(What to do):
Please return all of the records that follow, exactly as written.
● ● ● ● ●
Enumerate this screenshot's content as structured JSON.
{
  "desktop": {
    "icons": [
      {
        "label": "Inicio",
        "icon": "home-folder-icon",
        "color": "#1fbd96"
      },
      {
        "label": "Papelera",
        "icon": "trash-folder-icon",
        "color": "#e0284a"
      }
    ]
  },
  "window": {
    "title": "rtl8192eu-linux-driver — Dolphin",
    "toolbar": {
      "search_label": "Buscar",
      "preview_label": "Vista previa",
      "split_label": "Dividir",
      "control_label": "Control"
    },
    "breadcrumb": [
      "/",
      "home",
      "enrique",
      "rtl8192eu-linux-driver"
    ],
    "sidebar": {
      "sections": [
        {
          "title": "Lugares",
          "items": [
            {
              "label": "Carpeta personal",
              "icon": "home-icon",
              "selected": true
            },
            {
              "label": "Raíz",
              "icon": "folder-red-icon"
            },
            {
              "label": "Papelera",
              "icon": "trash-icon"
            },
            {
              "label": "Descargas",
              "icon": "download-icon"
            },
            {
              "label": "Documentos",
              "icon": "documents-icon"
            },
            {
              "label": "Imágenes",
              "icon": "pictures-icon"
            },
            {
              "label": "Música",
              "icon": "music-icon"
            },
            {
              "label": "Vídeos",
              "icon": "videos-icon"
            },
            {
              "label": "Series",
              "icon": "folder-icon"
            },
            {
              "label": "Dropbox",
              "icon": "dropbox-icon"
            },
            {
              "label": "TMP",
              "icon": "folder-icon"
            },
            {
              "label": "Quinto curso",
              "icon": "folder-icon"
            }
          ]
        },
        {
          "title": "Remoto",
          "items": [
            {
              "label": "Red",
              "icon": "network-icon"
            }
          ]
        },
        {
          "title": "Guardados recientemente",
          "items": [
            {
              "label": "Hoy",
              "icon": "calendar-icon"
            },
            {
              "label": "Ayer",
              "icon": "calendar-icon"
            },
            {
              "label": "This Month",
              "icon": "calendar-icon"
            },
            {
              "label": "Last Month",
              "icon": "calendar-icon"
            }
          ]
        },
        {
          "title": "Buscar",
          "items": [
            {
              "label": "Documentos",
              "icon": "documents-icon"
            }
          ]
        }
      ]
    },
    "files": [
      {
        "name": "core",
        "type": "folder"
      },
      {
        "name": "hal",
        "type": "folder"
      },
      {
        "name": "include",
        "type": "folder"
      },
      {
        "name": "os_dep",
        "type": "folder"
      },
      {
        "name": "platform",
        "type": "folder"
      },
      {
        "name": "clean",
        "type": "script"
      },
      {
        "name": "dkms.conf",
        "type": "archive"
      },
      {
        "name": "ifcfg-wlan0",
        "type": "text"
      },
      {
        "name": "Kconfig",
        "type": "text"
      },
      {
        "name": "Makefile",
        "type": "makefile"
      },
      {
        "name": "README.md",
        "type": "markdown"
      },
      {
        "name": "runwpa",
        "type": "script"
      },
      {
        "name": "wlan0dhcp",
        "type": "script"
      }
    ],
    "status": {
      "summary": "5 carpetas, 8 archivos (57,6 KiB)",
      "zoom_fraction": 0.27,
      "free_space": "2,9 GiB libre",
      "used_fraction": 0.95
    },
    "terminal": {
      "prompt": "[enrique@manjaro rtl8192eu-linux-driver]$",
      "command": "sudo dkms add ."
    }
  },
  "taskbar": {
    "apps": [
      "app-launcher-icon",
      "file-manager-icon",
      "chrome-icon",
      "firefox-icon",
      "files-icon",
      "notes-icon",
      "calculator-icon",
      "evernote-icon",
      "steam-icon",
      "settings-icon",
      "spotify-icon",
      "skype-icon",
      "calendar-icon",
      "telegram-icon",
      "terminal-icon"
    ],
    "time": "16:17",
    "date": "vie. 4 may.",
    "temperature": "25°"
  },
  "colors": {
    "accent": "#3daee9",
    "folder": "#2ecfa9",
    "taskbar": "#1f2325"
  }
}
● ● ● ● ●
(Result of this task):
Enumerate this screenshot's content as structured JSON.
{
  "desktop": {
    "icons": [
      {
        "label": "Inicio",
        "icon": "home-folder-icon",
        "color": "#1fbd96"
      },
      {
        "label": "Papelera",
        "icon": "trash-folder-icon",
        "color": "#e0284a"
      }
    ]
  },
  "window": {
    "title": "rtl8192eu-linux-driver — Dolphin",
    "toolbar": {
      "search_label": "Buscar",
      "preview_label": "Vista previa",
      "split_label": "Dividir",
      "control_label": "Control"
    },
    "breadcrumb": [
      "/",
      "home",
      "enrique",
      "rtl8192eu-linux-driver"
    ],
    "sidebar": {
      "sections": [
        {
          "title": "Lugares",
          "items": [
            {
              "label": "Carpeta personal",
              "icon": "home-icon",
              "selected": true
            },
            {
              "label": "Raíz",
              "icon": "folder-red-icon"
            },
            {
              "label": "Papelera",
              "icon": "trash-icon"
            },
            {
              "label": "Descargas",
              "icon": "download-icon"
            },
            {
              "label": "Documentos",
              "icon": "documents-icon"
            },
            {
              "label": "Imágenes",
              "icon": "pictures-icon"
            },
            {
              "label": "Música",
              "icon": "music-icon"
            },
            {
              "label": "Vídeos",
              "icon": "videos-icon"
            },
            {
              "label": "Series",
              "icon": "folder-icon"
            },
            {
              "label": "Dropbox",
              "icon": "dropbox-icon"
            },
            {
              "label": "TMP",
              "icon": "folder-icon"
            },
            {
              "label": "Quinto curso",
              "icon": "folder-icon"
            }
          ]
        },
        {
          "title": "Remoto",
          "items": [
            {
              "label": "Red",
              "icon": "network-icon"
            }
          ]
        },
        {
          "title": "Guardados recientemente",
          "items": [
            {
              "label": "Hoy",
              "icon": "calendar-icon"
            },
            {
              "label": "Ayer",
              "icon": "calendar-icon"
            },
            {
              "label": "This Month",
              "icon": "calendar-icon"
            },
            {
              "label": "Last Month",
              "icon": "calendar-icon"
            }
          ]
        },
        {
          "title": "Buscar",
          "items": [
            {
              "label": "Documentos",
              "icon": "documents-icon"
            }
          ]
        }
      ]
    },
    "files": [
      {
        "name": "core",
        "type": "folder"
      },
      {
        "name": "hal",
        "type": "folder"
      },
      {
        "name": "include",
        "type": "folder"
      },
      {
        "name": "os_dep",
        "type": "folder"
      },
      {
        "name": "platform",
        "type": "folder"
      },
      {
        "name": "clean",
        "type": "script"
      },
      {
        "name": "dkms.conf",
        "type": "archive"
      },
      {
        "name": "ifcfg-wlan0",
        "type": "text"
      },
      {
        "name": "Kconfig",
        "type": "text"
      },
      {
        "name": "Makefile",
        "type": "makefile"
      },
      {
        "name": "README.md",
        "type": "markdown"
      },
      {
        "name": "runwpa",
        "type": "script"
      },
      {
        "name": "wlan0dhcp",
        "type": "script"
      }
    ],
    "status": {
      "summary": "5 carpetas, 8 archivos (57,6 KiB)",
      "zoom_fraction": 0.27,
      "free_space": "2,9 GiB libre",
      "used_fraction": 0.95
    },
    "terminal": {
      "prompt": "[enrique@manjaro rtl8192eu-linux-driver]$",
      "command": "sudo dkms add ."
    }
  },
  "taskbar": {
    "apps": [
      "app-launcher-icon",
      "file-manager-icon",
      "chrome-icon",
      "firefox-icon",
      "files-icon",
      "notes-icon",
      "calculator-icon",
      "evernote-icon",
      "steam-icon",
      "settings-icon",
      "spotify-icon",
      "skype-icon",
      "calendar-icon",
      "telegram-icon",
      "terminal-icon"
    ],
    "time": "16:17",
    "date": "vie. 4 may.",
    "temperature": "25°"
  },
  "colors": {
    "accent": "#3daee9",
    "folder": "#2ecfa9",
    "taskbar": "#1f2325"
  }
}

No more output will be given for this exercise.